**SET PROBLEM**
Below are the records; copy each line in them that holds the word "Inventories".

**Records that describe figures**
######

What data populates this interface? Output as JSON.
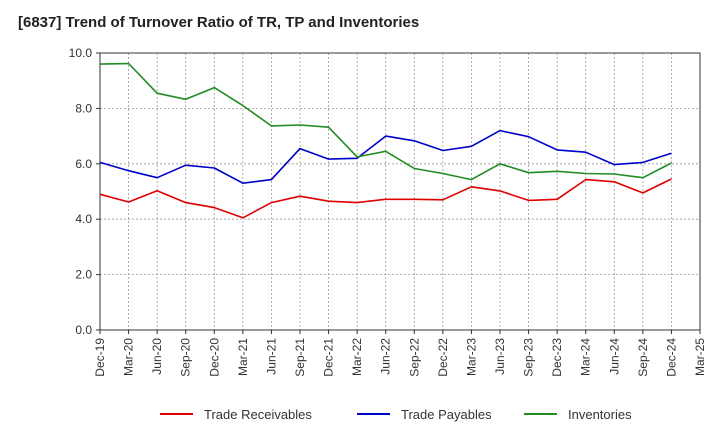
{
  "chart_data": {
    "type": "line",
    "title": "[6837]  Trend of Turnover Ratio of TR, TP and Inventories",
    "xlabel": "",
    "ylabel": "",
    "ylim": [
      0,
      10
    ],
    "y_ticks": [
      "0.0",
      "2.0",
      "4.0",
      "6.0",
      "8.0",
      "10.0"
    ],
    "x_tick_labels": [
      "Dec-19",
      "Mar-20",
      "Jun-20",
      "Sep-20",
      "Dec-20",
      "Mar-21",
      "Jun-21",
      "Sep-21",
      "Dec-21",
      "Mar-22",
      "Jun-22",
      "Sep-22",
      "Dec-22",
      "Mar-23",
      "Jun-23",
      "Sep-23",
      "Dec-23",
      "Mar-24",
      "Jun-24",
      "Sep-24",
      "Dec-24",
      "Mar-25"
    ],
    "grid": true,
    "legend_position": "bottom",
    "series": [
      {
        "name": "Trade Receivables",
        "color": "#e00000",
        "values": [
          4.9,
          4.62,
          5.03,
          4.6,
          4.42,
          4.05,
          4.6,
          4.83,
          4.65,
          4.6,
          4.72,
          4.72,
          4.7,
          5.17,
          5.02,
          4.68,
          4.72,
          5.43,
          5.35,
          4.95,
          5.45,
          null
        ]
      },
      {
        "name": "Trade Payables",
        "color": "#0000cc",
        "values": [
          6.05,
          5.75,
          5.5,
          5.95,
          5.85,
          5.3,
          5.43,
          6.55,
          6.17,
          6.2,
          7.0,
          6.83,
          6.48,
          6.63,
          7.2,
          6.98,
          6.5,
          6.42,
          5.97,
          6.05,
          6.38,
          null
        ]
      },
      {
        "name": "Inventories",
        "color": "#228b22",
        "values": [
          9.6,
          9.62,
          8.55,
          8.33,
          8.75,
          8.1,
          7.37,
          7.4,
          7.32,
          6.25,
          6.45,
          5.83,
          5.65,
          5.43,
          6.0,
          5.68,
          5.73,
          5.65,
          5.63,
          5.5,
          6.03,
          null
        ]
      }
    ]
  }
}
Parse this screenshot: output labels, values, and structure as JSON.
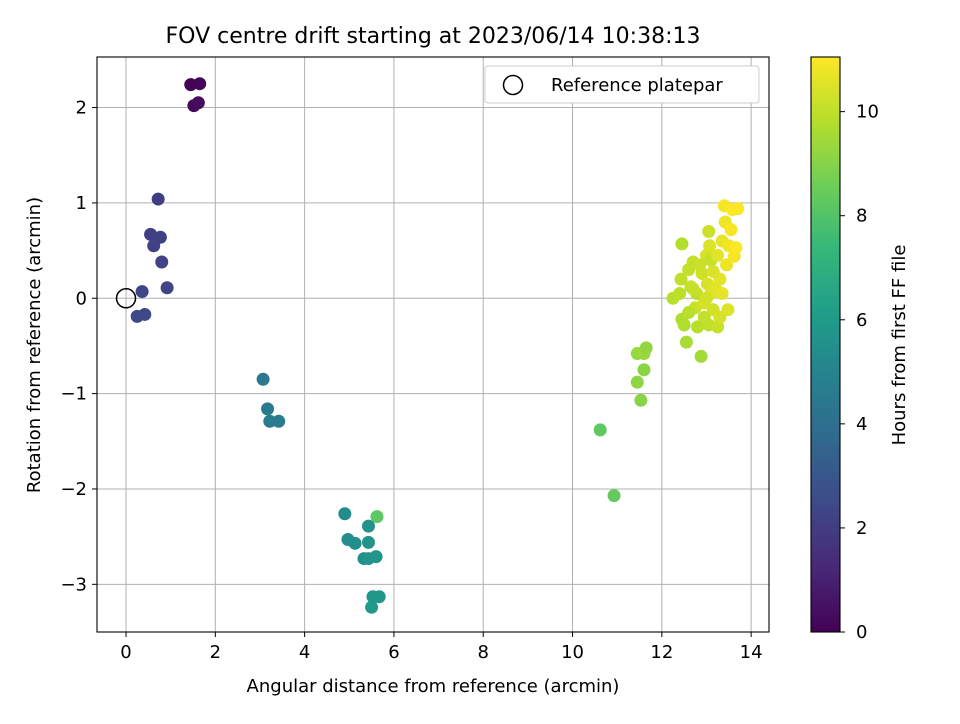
{
  "chart_data": {
    "type": "scatter",
    "title": "FOV centre drift starting at 2023/06/14 10:38:13",
    "xlabel": "Angular distance from reference (arcmin)",
    "ylabel": "Rotation from reference (arcmin)",
    "xlim": [
      -0.65,
      14.4
    ],
    "ylim": [
      -3.5,
      2.53
    ],
    "xticks": [
      0,
      2,
      4,
      6,
      8,
      10,
      12,
      14
    ],
    "yticks": [
      -3,
      -2,
      -1,
      0,
      1,
      2
    ],
    "grid": true,
    "legend": {
      "position": "top-right",
      "entries": [
        {
          "label": "Reference platepar",
          "marker": "open-circle"
        }
      ]
    },
    "reference_point": {
      "x": 0,
      "y": 0
    },
    "colorbar": {
      "label": "Hours from first FF file",
      "range": [
        0,
        11.05
      ],
      "ticks": [
        0,
        2,
        4,
        6,
        8,
        10
      ],
      "colormap": "viridis",
      "colors": [
        "#440154",
        "#482878",
        "#3e4989",
        "#31688e",
        "#26828e",
        "#1f9e89",
        "#35b779",
        "#6ece58",
        "#b5de2b",
        "#fde725"
      ]
    },
    "points": [
      {
        "x": 1.45,
        "y": 2.24,
        "h": 0.05
      },
      {
        "x": 1.65,
        "y": 2.25,
        "h": 0.15
      },
      {
        "x": 1.52,
        "y": 2.02,
        "h": 0.25
      },
      {
        "x": 1.62,
        "y": 2.05,
        "h": 0.35
      },
      {
        "x": 0.72,
        "y": 1.04,
        "h": 2.0
      },
      {
        "x": 0.55,
        "y": 0.67,
        "h": 2.1
      },
      {
        "x": 0.77,
        "y": 0.64,
        "h": 2.15
      },
      {
        "x": 0.62,
        "y": 0.55,
        "h": 2.2
      },
      {
        "x": 0.8,
        "y": 0.38,
        "h": 2.25
      },
      {
        "x": 0.92,
        "y": 0.11,
        "h": 2.3
      },
      {
        "x": 0.36,
        "y": 0.07,
        "h": 2.35
      },
      {
        "x": 0.25,
        "y": -0.19,
        "h": 2.4
      },
      {
        "x": 0.42,
        "y": -0.17,
        "h": 2.45
      },
      {
        "x": 3.07,
        "y": -0.85,
        "h": 4.5
      },
      {
        "x": 3.17,
        "y": -1.16,
        "h": 4.55
      },
      {
        "x": 3.22,
        "y": -1.29,
        "h": 4.6
      },
      {
        "x": 3.42,
        "y": -1.29,
        "h": 4.65
      },
      {
        "x": 4.9,
        "y": -2.26,
        "h": 5.4
      },
      {
        "x": 4.97,
        "y": -2.53,
        "h": 5.45
      },
      {
        "x": 5.13,
        "y": -2.57,
        "h": 5.5
      },
      {
        "x": 5.33,
        "y": -2.73,
        "h": 5.55
      },
      {
        "x": 5.43,
        "y": -2.39,
        "h": 5.6
      },
      {
        "x": 5.43,
        "y": -2.56,
        "h": 5.65
      },
      {
        "x": 5.43,
        "y": -2.73,
        "h": 5.7
      },
      {
        "x": 5.6,
        "y": -2.71,
        "h": 5.75
      },
      {
        "x": 5.53,
        "y": -3.13,
        "h": 5.8
      },
      {
        "x": 5.67,
        "y": -3.13,
        "h": 5.85
      },
      {
        "x": 5.5,
        "y": -3.24,
        "h": 5.9
      },
      {
        "x": 5.62,
        "y": -2.29,
        "h": 8.2
      },
      {
        "x": 10.62,
        "y": -1.38,
        "h": 8.25
      },
      {
        "x": 10.93,
        "y": -2.07,
        "h": 8.4
      },
      {
        "x": 11.45,
        "y": -0.58,
        "h": 9.3
      },
      {
        "x": 11.6,
        "y": -0.58,
        "h": 9.35
      },
      {
        "x": 11.65,
        "y": -0.52,
        "h": 9.2
      },
      {
        "x": 11.6,
        "y": -0.75,
        "h": 9.1
      },
      {
        "x": 11.45,
        "y": -0.88,
        "h": 9.15
      },
      {
        "x": 11.53,
        "y": -1.07,
        "h": 9.05
      },
      {
        "x": 12.45,
        "y": 0.57,
        "h": 9.8
      },
      {
        "x": 12.25,
        "y": 0.0,
        "h": 9.9
      },
      {
        "x": 12.4,
        "y": 0.05,
        "h": 9.95
      },
      {
        "x": 12.43,
        "y": 0.2,
        "h": 10.0
      },
      {
        "x": 12.55,
        "y": -0.46,
        "h": 9.6
      },
      {
        "x": 12.88,
        "y": -0.61,
        "h": 9.5
      },
      {
        "x": 12.45,
        "y": -0.22,
        "h": 9.7
      },
      {
        "x": 12.5,
        "y": -0.28,
        "h": 9.75
      },
      {
        "x": 12.6,
        "y": 0.3,
        "h": 10.05
      },
      {
        "x": 12.7,
        "y": 0.38,
        "h": 10.1
      },
      {
        "x": 12.65,
        "y": 0.12,
        "h": 10.15
      },
      {
        "x": 12.75,
        "y": -0.1,
        "h": 10.2
      },
      {
        "x": 12.8,
        "y": -0.3,
        "h": 9.85
      },
      {
        "x": 12.9,
        "y": 0.26,
        "h": 10.25
      },
      {
        "x": 12.95,
        "y": -0.05,
        "h": 10.3
      },
      {
        "x": 13.0,
        "y": 0.45,
        "h": 10.35
      },
      {
        "x": 13.02,
        "y": 0.15,
        "h": 10.4
      },
      {
        "x": 13.05,
        "y": -0.28,
        "h": 10.0
      },
      {
        "x": 13.05,
        "y": 0.7,
        "h": 10.2
      },
      {
        "x": 13.07,
        "y": 0.55,
        "h": 10.45
      },
      {
        "x": 13.1,
        "y": 0.05,
        "h": 10.5
      },
      {
        "x": 13.1,
        "y": 0.4,
        "h": 10.1
      },
      {
        "x": 13.15,
        "y": -0.12,
        "h": 10.3
      },
      {
        "x": 13.2,
        "y": 0.1,
        "h": 10.55
      },
      {
        "x": 13.25,
        "y": -0.3,
        "h": 10.15
      },
      {
        "x": 13.3,
        "y": 0.2,
        "h": 10.6
      },
      {
        "x": 13.35,
        "y": 0.05,
        "h": 10.65
      },
      {
        "x": 13.35,
        "y": 0.6,
        "h": 10.7
      },
      {
        "x": 13.4,
        "y": 0.97,
        "h": 10.9
      },
      {
        "x": 13.42,
        "y": 0.8,
        "h": 10.8
      },
      {
        "x": 13.45,
        "y": 0.35,
        "h": 10.75
      },
      {
        "x": 13.48,
        "y": -0.12,
        "h": 10.5
      },
      {
        "x": 13.5,
        "y": 0.55,
        "h": 10.85
      },
      {
        "x": 13.55,
        "y": 0.72,
        "h": 10.95
      },
      {
        "x": 13.58,
        "y": 0.93,
        "h": 11.0
      },
      {
        "x": 13.62,
        "y": 0.44,
        "h": 10.9
      },
      {
        "x": 13.66,
        "y": 0.53,
        "h": 11.0
      },
      {
        "x": 13.7,
        "y": 0.94,
        "h": 11.05
      },
      {
        "x": 12.78,
        "y": 0.05,
        "h": 10.0
      },
      {
        "x": 12.85,
        "y": 0.35,
        "h": 10.2
      },
      {
        "x": 12.6,
        "y": -0.15,
        "h": 9.9
      },
      {
        "x": 12.95,
        "y": -0.2,
        "h": 10.05
      },
      {
        "x": 13.15,
        "y": 0.28,
        "h": 10.4
      },
      {
        "x": 13.3,
        "y": -0.2,
        "h": 10.35
      },
      {
        "x": 12.7,
        "y": 0.1,
        "h": 10.1
      },
      {
        "x": 13.0,
        "y": 0.0,
        "h": 10.3
      },
      {
        "x": 13.25,
        "y": 0.45,
        "h": 10.6
      }
    ]
  }
}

######

**SOLUTION TO THIS PROBLEM**
    "title": "[6837]  Trend of Turnover Ratio of TR, TP and Inventories",
        "name": "Inventories",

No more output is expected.